(WORK REQUIRED): Below is a block of records: output all of them exactly and leave out the pictures.

* Start RAW DATA *

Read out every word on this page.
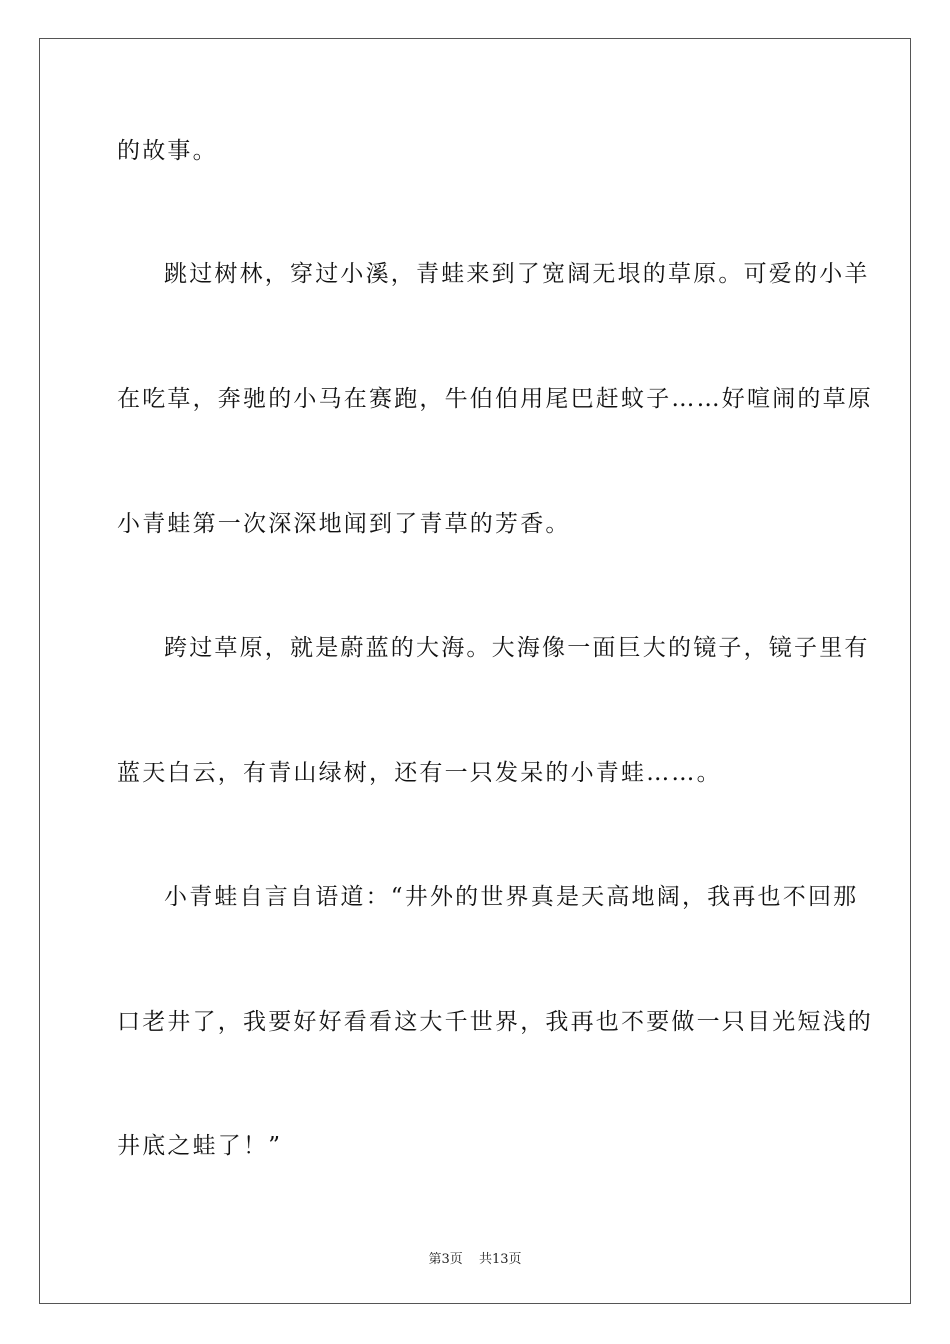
的故事。
跳过树林，穿过小溪，青蛙来到了宽阔无垠的草原。可爱的小羊
在吃草，奔驰的小马在赛跑，牛伯伯用尾巴赶蚊子……好喧闹的草原
小青蛙第一次深深地闻到了青草的芳香。
跨过草原，就是蔚蓝的大海。大海像一面巨大的镜子，镜子里有
蓝天白云，有青山绿树，还有一只发呆的小青蛙……。
小青蛙自言自语道：“井外的世界真是天高地阔，我再也不回那
口老井了，我要好好看看这大千世界，我再也不要做一只目光短浅的
井底之蛙了！”
第3页 共13页
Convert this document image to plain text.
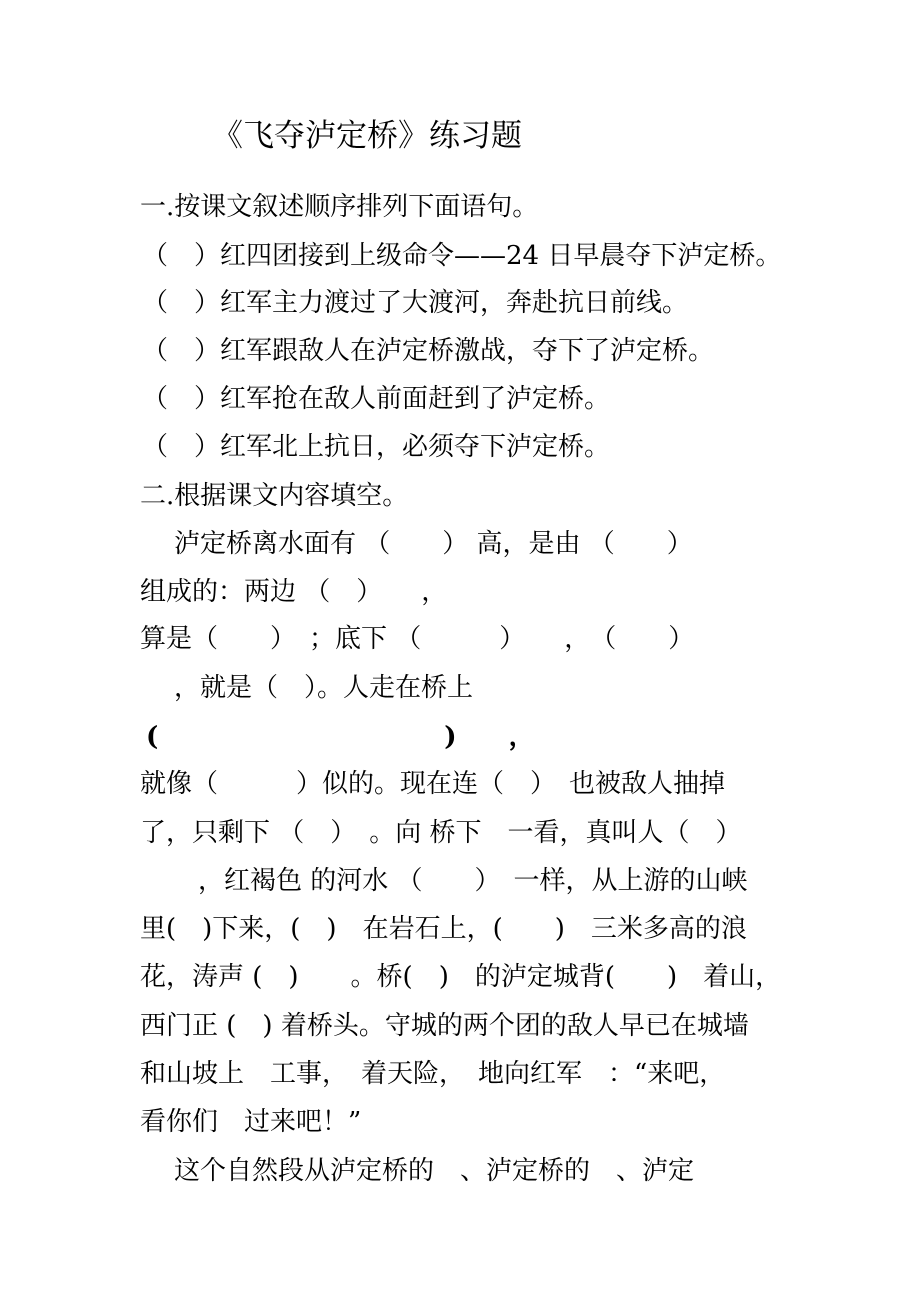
《飞夺泸定桥》练习题

一.按课文叙述顺序排列下面语句。

（　）红四团接到上级命令——24 日早晨夺下泸定桥。

（　）红军主力渡过了大渡河，奔赴抗日前线。

（　）红军跟敌人在泸定桥激战，夺下了泸定桥。

（　）红军抢在敌人前面赶到了泸定桥。

（　）红军北上抗日，必须夺下泸定桥。

二.根据课文内容填空。

泸定桥离水面有 （　　） 高，是由 （　　）

组成的：两边 （　）　　，

算是（　　）　；底下 （　　　）　　，　（　　）

，就是（　）。人走在桥上

(　　　　　　　　　　　)　　，

就像（　　　）似的。现在连（　）　也被敌人抽掉

了，只剩下 （　）　。向 桥下　一看，真叫人（　）

，红褐色 的河水 （　　）　一样，从上游的山峡

里(　)下来，(　)　在岩石上，(　　)　三米多高的浪

花，涛声 (　)　　。桥(　)　的泸定城背(　　)　着山，

西门正 (　) 着桥头。守城的两个团的敌人早已在城墙

和山坡上　工事，　着天险，　地向红军　：“来吧，

看你们　过来吧！”

这个自然段从泸定桥的　、泸定桥的　、泸定
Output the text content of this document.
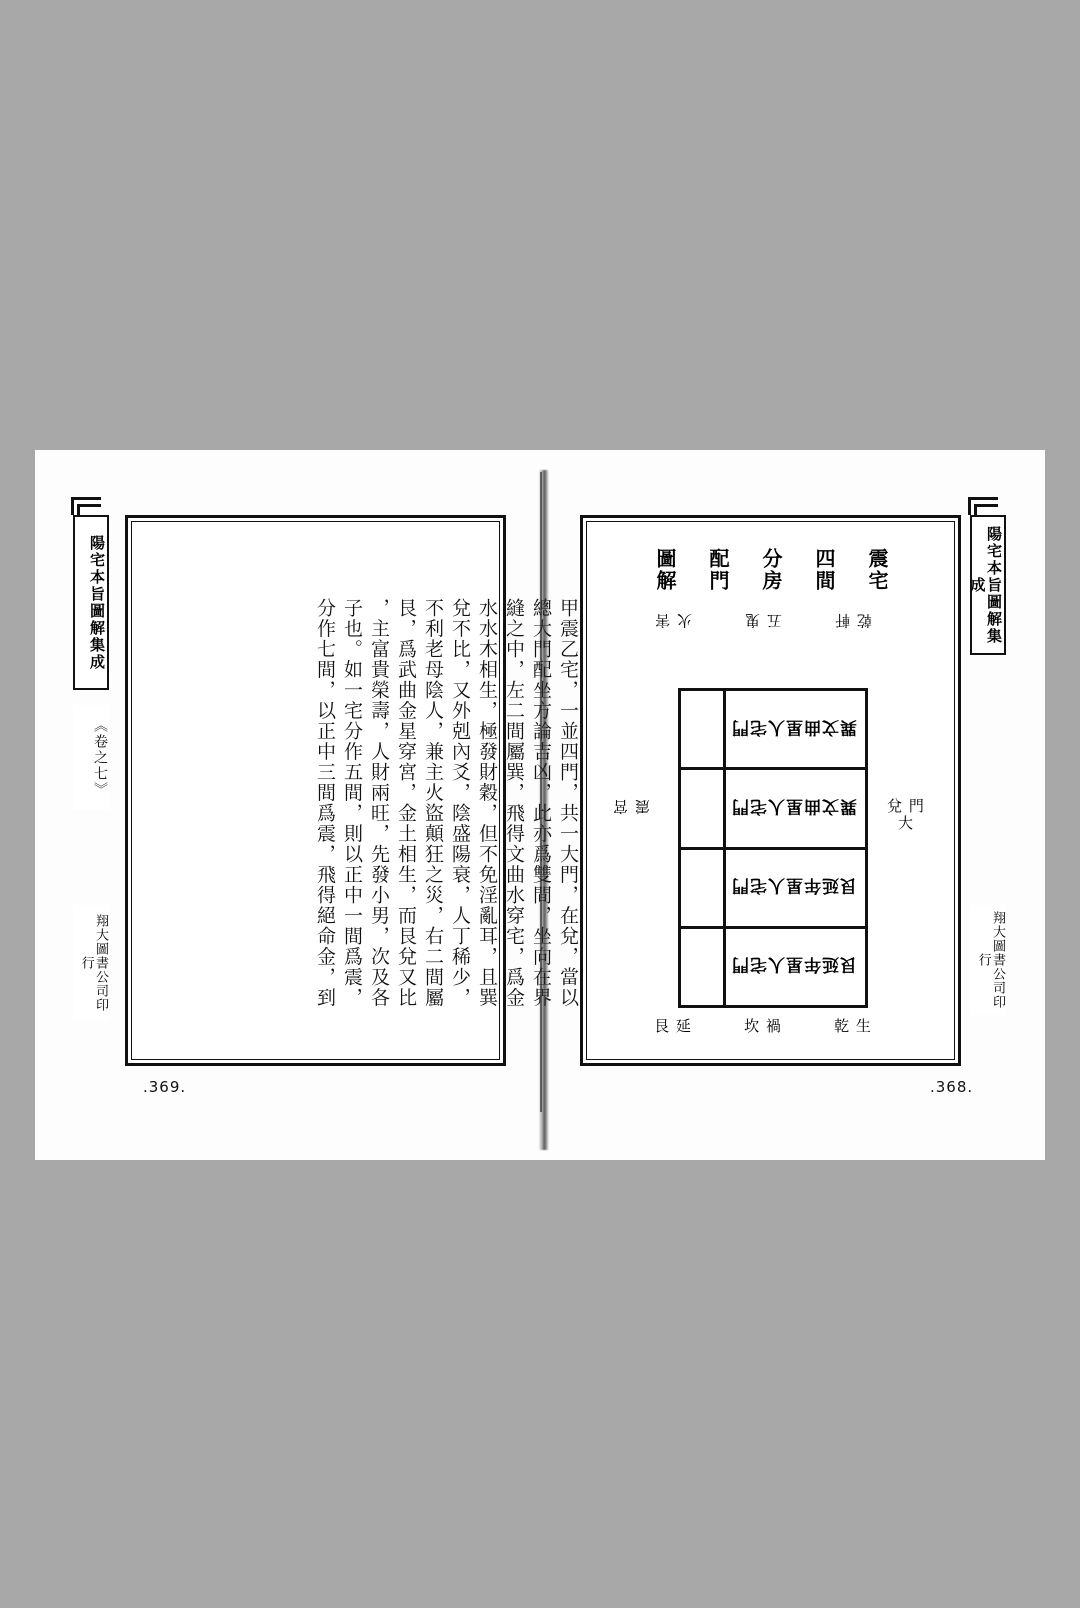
震宅
四間
分房
配門
圖解
乾 軒
五 鬼
火 害
兌 門大
震 宮
乾 生
坎 禍
艮 延
巽文曲星人宅
門
巽文曲星人宅
門
艮延年星人宅
門
艮延年星人宅
門
陽宅本旨圖解集成
翔大圖書公司印行
.368.
甲震乙宅，一並四門，共一大門，在兌，當以
縫之中，左二間屬巽，飛得文曲水穿宅，爲金
水水木相生，極發財穀，但不免淫亂耳，且巽
兌不比，又外剋內爻，陰盛陽衰，人丁稀少，
不利老母陰人，兼主火盜顛狂之災，右二間屬
艮，爲武曲金星穿宮，金土相生，而艮兌又比
，主富貴榮壽，人財兩旺，先發小男，次及各
子也。如一宅分作五間，則以正中一間爲震，
分作七間，以正中三間爲震，飛得絕命金，到
陽宅本旨圖解集成
《卷之七》
翔大圖書公司印行
.369.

* End RAW DATA *

(RESPONSE TO THE TASK):
Read out every word on this page.
的故事。
跳过树林，穿过小溪，青蛙来到了宽阔无垠的草原。可爱的小羊
在吃草，奔驰的小马在赛跑，牛伯伯用尾巴赶蚊子……好喧闹的草原
小青蛙第一次深深地闻到了青草的芳香。
跨过草原，就是蔚蓝的大海。大海像一面巨大的镜子，镜子里有
蓝天白云，有青山绿树，还有一只发呆的小青蛙……。
小青蛙自言自语道：“井外的世界真是天高地阔，我再也不回那
口老井了，我要好好看看这大千世界，我再也不要做一只目光短浅的
井底之蛙了！”
第3页 共13页
Convert this document image to plain text.
《飞夺泸定桥》练习题

一.按课文叙述顺序排列下面语句。

（　）红四团接到上级命令——24 日早晨夺下泸定桥。

（　）红军主力渡过了大渡河，奔赴抗日前线。

（　）红军跟敌人在泸定桥激战，夺下了泸定桥。

（　）红军抢在敌人前面赶到了泸定桥。

（　）红军北上抗日，必须夺下泸定桥。

二.根据课文内容填空。

泸定桥离水面有 （　　） 高，是由 （　　）

组成的：两边 （　）　　，

算是（　　）　；底下 （　　　）　　，　（　　）

，就是（　）。人走在桥上

(　　　　　　　　　　　)　　，

就像（　　　）似的。现在连（　）　也被敌人抽掉

了，只剩下 （　）　。向 桥下　一看，真叫人（　）

，红褐色 的河水 （　　）　一样，从上游的山峡

里(　)下来，(　)　在岩石上，(　　)　三米多高的浪

花，涛声 (　)　　。桥(　)　的泸定城背(　　)　着山，

西门正 (　) 着桥头。守城的两个团的敌人早已在城墙

和山坡上　工事，　着天险，　地向红军　：“来吧，

看你们　过来吧！”

这个自然段从泸定桥的　、泸定桥的　、泸定
Output the text content of this document.
震宅
四間
分房
配門
圖解
乾 軒
五 鬼
火 害
兌 門大
震 宮
乾 生
坎 禍
艮 延
巽文曲星人宅
門
巽文曲星人宅
門
艮延年星人宅
門
艮延年星人宅
門
陽宅本旨圖解集成
翔大圖書公司印行
.368.
甲震乙宅，一並四門，共一大門，在兌，當以
縫之中，左二間屬巽，飛得文曲水穿宅，爲金
水水木相生，極發財穀，但不免淫亂耳，且巽
兌不比，又外剋內爻，陰盛陽衰，人丁稀少，
不利老母陰人，兼主火盜顛狂之災，右二間屬
艮，爲武曲金星穿宮，金土相生，而艮兌又比
，主富貴榮壽，人財兩旺，先發小男，次及各
子也。如一宅分作五間，則以正中一間爲震，
分作七間，以正中三間爲震，飛得絕命金，到
陽宅本旨圖解集成
《卷之七》
翔大圖書公司印行
.369.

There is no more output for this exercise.